EXERCISE DETAILS: Produce an exact copy of all the data below, dropping every image.
** start **
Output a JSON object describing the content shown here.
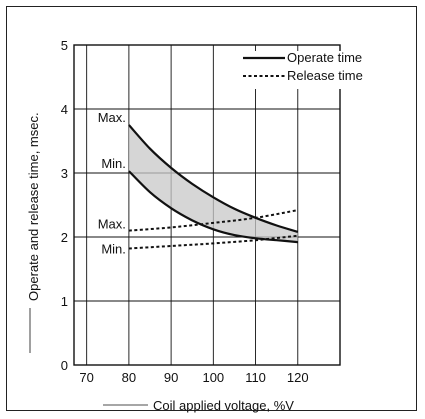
{
  "chart_data": {
    "type": "line",
    "xlabel": "Coil applied voltage, %V",
    "ylabel": "Operate and release time, msec.",
    "xlim": [
      67,
      130
    ],
    "ylim": [
      0,
      5
    ],
    "x_ticks": [
      70,
      80,
      90,
      100,
      110,
      120
    ],
    "y_ticks": [
      0,
      1,
      2,
      3,
      4,
      5
    ],
    "grid": true,
    "legend_position": "top-right",
    "series": [
      {
        "name": "Operate time",
        "style": "solid",
        "bands": [
          {
            "label": "Max.",
            "x": [
              80,
              85,
              90,
              95,
              100,
              105,
              110,
              115,
              120
            ],
            "y": [
              3.75,
              3.38,
              3.08,
              2.83,
              2.62,
              2.44,
              2.3,
              2.18,
              2.08
            ]
          },
          {
            "label": "Min.",
            "x": [
              80,
              85,
              90,
              95,
              100,
              105,
              110,
              115,
              120
            ],
            "y": [
              3.03,
              2.7,
              2.45,
              2.26,
              2.12,
              2.03,
              1.98,
              1.95,
              1.92
            ]
          }
        ]
      },
      {
        "name": "Release time",
        "style": "dotted",
        "bands": [
          {
            "label": "Max.",
            "x": [
              80,
              90,
              100,
              110,
              120
            ],
            "y": [
              2.1,
              2.15,
              2.22,
              2.3,
              2.42
            ]
          },
          {
            "label": "Min.",
            "x": [
              80,
              90,
              100,
              110,
              120
            ],
            "y": [
              1.82,
              1.86,
              1.9,
              1.95,
              2.02
            ]
          }
        ]
      }
    ]
  },
  "colors": {
    "line": "#111111",
    "shade": "#c8c8c8"
  }
}
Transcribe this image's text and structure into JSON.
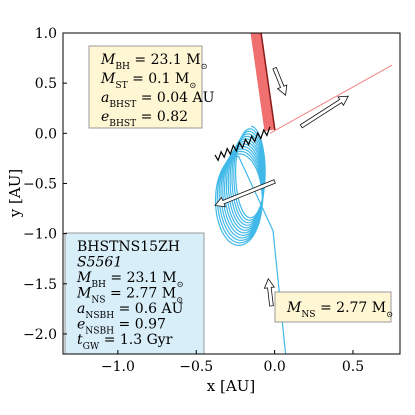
{
  "chart_data": {
    "type": "line",
    "title": "",
    "xlabel": "x [AU]",
    "ylabel": "y [AU]",
    "xlim": [
      -1.35,
      0.8
    ],
    "ylim": [
      -2.2,
      1.0
    ],
    "xticks": [
      -1.0,
      -0.5,
      0.0,
      0.5
    ],
    "xtick_labels": [
      "−1.0",
      "−0.5",
      "0.0",
      "0.5"
    ],
    "yticks": [
      1.0,
      0.5,
      0.0,
      -0.5,
      -1.0,
      -1.5,
      -2.0
    ],
    "ytick_labels": [
      "1.0",
      "0.5",
      "0.0",
      "−0.5",
      "−1.0",
      "−1.5",
      "−2.0"
    ],
    "grid": false,
    "series": [
      {
        "role": "black-hole trajectory (thick)",
        "color": "#f07070",
        "points": [
          [
            -0.12,
            1.02
          ],
          [
            -0.03,
            0.03
          ]
        ]
      },
      {
        "role": "black-hole trajectory (thin)",
        "color": "#f08080",
        "points": [
          [
            -0.03,
            0.0
          ],
          [
            0.75,
            0.68
          ]
        ]
      },
      {
        "role": "star remnant trajectory",
        "color": "#000000",
        "points": [
          [
            -0.38,
            -0.25
          ],
          [
            -0.03,
            0.03
          ]
        ]
      },
      {
        "role": "neutron-star orbit",
        "color": "#40b8e8",
        "center_start": [
          -0.15,
          -0.38
        ],
        "center_end": [
          -0.23,
          -0.68
        ],
        "inner_radius_x": 0.09,
        "outer_radius_x": 0.15,
        "radius_y": 0.45,
        "loops": 12,
        "escape_points": [
          [
            -0.01,
            -0.97
          ],
          [
            0.07,
            -2.2
          ]
        ]
      }
    ],
    "arrows": [
      {
        "from": [
          0.0,
          0.65
        ],
        "to": [
          0.07,
          0.38
        ],
        "color": "#111111"
      },
      {
        "from": [
          0.17,
          0.07
        ],
        "to": [
          0.47,
          0.37
        ],
        "color": "#111111"
      },
      {
        "from": [
          0.0,
          -0.48
        ],
        "to": [
          -0.38,
          -0.72
        ],
        "color": "#111111"
      },
      {
        "from": [
          -0.02,
          -1.72
        ],
        "to": [
          -0.04,
          -1.45
        ],
        "color": "#111111"
      }
    ],
    "annotations": [
      {
        "id": "bh-star-box",
        "bg": "#fff6d4",
        "lines": [
          {
            "sym": "M",
            "sub": "BH",
            "rest": " = 23.1 M",
            "sun": true
          },
          {
            "sym": "M",
            "sub": "ST",
            "rest": " = 0.1 M",
            "sun": true
          },
          {
            "sym": "a",
            "sub": "BHST",
            "rest": " = 0.04 AU",
            "sun": false
          },
          {
            "sym": "e",
            "sub": "BHST",
            "rest": " = 0.82",
            "sun": false
          }
        ]
      },
      {
        "id": "bh-ns-box",
        "bg": "#d8eef8",
        "header": "BHSTNS15ZH",
        "seed": "S5561",
        "lines": [
          {
            "sym": "M",
            "sub": "BH",
            "rest": " = 23.1 M",
            "sun": true
          },
          {
            "sym": "M",
            "sub": "NS",
            "rest": " = 2.77 M",
            "sun": true
          },
          {
            "sym": "a",
            "sub": "NSBH",
            "rest": " = 0.6 AU",
            "sun": false
          },
          {
            "sym": "e",
            "sub": "NSBH",
            "rest": " = 0.97",
            "sun": false
          },
          {
            "sym": "t",
            "sub": "GW",
            "rest": " = 1.3 Gyr",
            "sun": false
          }
        ]
      },
      {
        "id": "ns-box",
        "bg": "#fff6d4",
        "lines": [
          {
            "sym": "M",
            "sub": "NS",
            "rest": " = 2.77 M",
            "sun": true
          }
        ]
      }
    ]
  }
}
** end **
SOLUTION:
Output a JSON object describing the content shown here.
{
  "chart_data": {
    "type": "line",
    "xlabel": "Coil applied voltage, %V",
    "ylabel": "Operate and release time, msec.",
    "xlim": [
      67,
      130
    ],
    "ylim": [
      0,
      5
    ],
    "x_ticks": [
      70,
      80,
      90,
      100,
      110,
      120
    ],
    "y_ticks": [
      0,
      1,
      2,
      3,
      4,
      5
    ],
    "grid": true,
    "legend_position": "top-right",
    "series": [
      {
        "name": "Operate time",
        "style": "solid",
        "bands": [
          {
            "label": "Max.",
            "x": [
              80,
              85,
              90,
              95,
              100,
              105,
              110,
              115,
              120
            ],
            "y": [
              3.75,
              3.38,
              3.08,
              2.83,
              2.62,
              2.44,
              2.3,
              2.18,
              2.08
            ]
          },
          {
            "label": "Min.",
            "x": [
              80,
              85,
              90,
              95,
              100,
              105,
              110,
              115,
              120
            ],
            "y": [
              3.03,
              2.7,
              2.45,
              2.26,
              2.12,
              2.03,
              1.98,
              1.95,
              1.92
            ]
          }
        ]
      },
      {
        "name": "Release time",
        "style": "dotted",
        "bands": [
          {
            "label": "Max.",
            "x": [
              80,
              90,
              100,
              110,
              120
            ],
            "y": [
              2.1,
              2.15,
              2.22,
              2.3,
              2.42
            ]
          },
          {
            "label": "Min.",
            "x": [
              80,
              90,
              100,
              110,
              120
            ],
            "y": [
              1.82,
              1.86,
              1.9,
              1.95,
              2.02
            ]
          }
        ]
      }
    ]
  },
  "colors": {
    "line": "#111111",
    "shade": "#c8c8c8"
  }
}
Transcribe this image's text and structure into JSON.
{
  "chart_data": {
    "type": "line",
    "title": "",
    "xlabel": "x [AU]",
    "ylabel": "y [AU]",
    "xlim": [
      -1.35,
      0.8
    ],
    "ylim": [
      -2.2,
      1.0
    ],
    "xticks": [
      -1.0,
      -0.5,
      0.0,
      0.5
    ],
    "xtick_labels": [
      "−1.0",
      "−0.5",
      "0.0",
      "0.5"
    ],
    "yticks": [
      1.0,
      0.5,
      0.0,
      -0.5,
      -1.0,
      -1.5,
      -2.0
    ],
    "ytick_labels": [
      "1.0",
      "0.5",
      "0.0",
      "−0.5",
      "−1.0",
      "−1.5",
      "−2.0"
    ],
    "grid": false,
    "series": [
      {
        "role": "black-hole trajectory (thick)",
        "color": "#f07070",
        "points": [
          [
            -0.12,
            1.02
          ],
          [
            -0.03,
            0.03
          ]
        ]
      },
      {
        "role": "black-hole trajectory (thin)",
        "color": "#f08080",
        "points": [
          [
            -0.03,
            0.0
          ],
          [
            0.75,
            0.68
          ]
        ]
      },
      {
        "role": "star remnant trajectory",
        "color": "#000000",
        "points": [
          [
            -0.38,
            -0.25
          ],
          [
            -0.03,
            0.03
          ]
        ]
      },
      {
        "role": "neutron-star orbit",
        "color": "#40b8e8",
        "center_start": [
          -0.15,
          -0.38
        ],
        "center_end": [
          -0.23,
          -0.68
        ],
        "inner_radius_x": 0.09,
        "outer_radius_x": 0.15,
        "radius_y": 0.45,
        "loops": 12,
        "escape_points": [
          [
            -0.01,
            -0.97
          ],
          [
            0.07,
            -2.2
          ]
        ]
      }
    ],
    "arrows": [
      {
        "from": [
          0.0,
          0.65
        ],
        "to": [
          0.07,
          0.38
        ],
        "color": "#111111"
      },
      {
        "from": [
          0.17,
          0.07
        ],
        "to": [
          0.47,
          0.37
        ],
        "color": "#111111"
      },
      {
        "from": [
          0.0,
          -0.48
        ],
        "to": [
          -0.38,
          -0.72
        ],
        "color": "#111111"
      },
      {
        "from": [
          -0.02,
          -1.72
        ],
        "to": [
          -0.04,
          -1.45
        ],
        "color": "#111111"
      }
    ],
    "annotations": [
      {
        "id": "bh-star-box",
        "bg": "#fff6d4",
        "lines": [
          {
            "sym": "M",
            "sub": "BH",
            "rest": " = 23.1 M",
            "sun": true
          },
          {
            "sym": "M",
            "sub": "ST",
            "rest": " = 0.1 M",
            "sun": true
          },
          {
            "sym": "a",
            "sub": "BHST",
            "rest": " = 0.04 AU",
            "sun": false
          },
          {
            "sym": "e",
            "sub": "BHST",
            "rest": " = 0.82",
            "sun": false
          }
        ]
      },
      {
        "id": "bh-ns-box",
        "bg": "#d8eef8",
        "header": "BHSTNS15ZH",
        "seed": "S5561",
        "lines": [
          {
            "sym": "M",
            "sub": "BH",
            "rest": " = 23.1 M",
            "sun": true
          },
          {
            "sym": "M",
            "sub": "NS",
            "rest": " = 2.77 M",
            "sun": true
          },
          {
            "sym": "a",
            "sub": "NSBH",
            "rest": " = 0.6 AU",
            "sun": false
          },
          {
            "sym": "e",
            "sub": "NSBH",
            "rest": " = 0.97",
            "sun": false
          },
          {
            "sym": "t",
            "sub": "GW",
            "rest": " = 1.3 Gyr",
            "sun": false
          }
        ]
      },
      {
        "id": "ns-box",
        "bg": "#fff6d4",
        "lines": [
          {
            "sym": "M",
            "sub": "NS",
            "rest": " = 2.77 M",
            "sun": true
          }
        ]
      }
    ]
  }
}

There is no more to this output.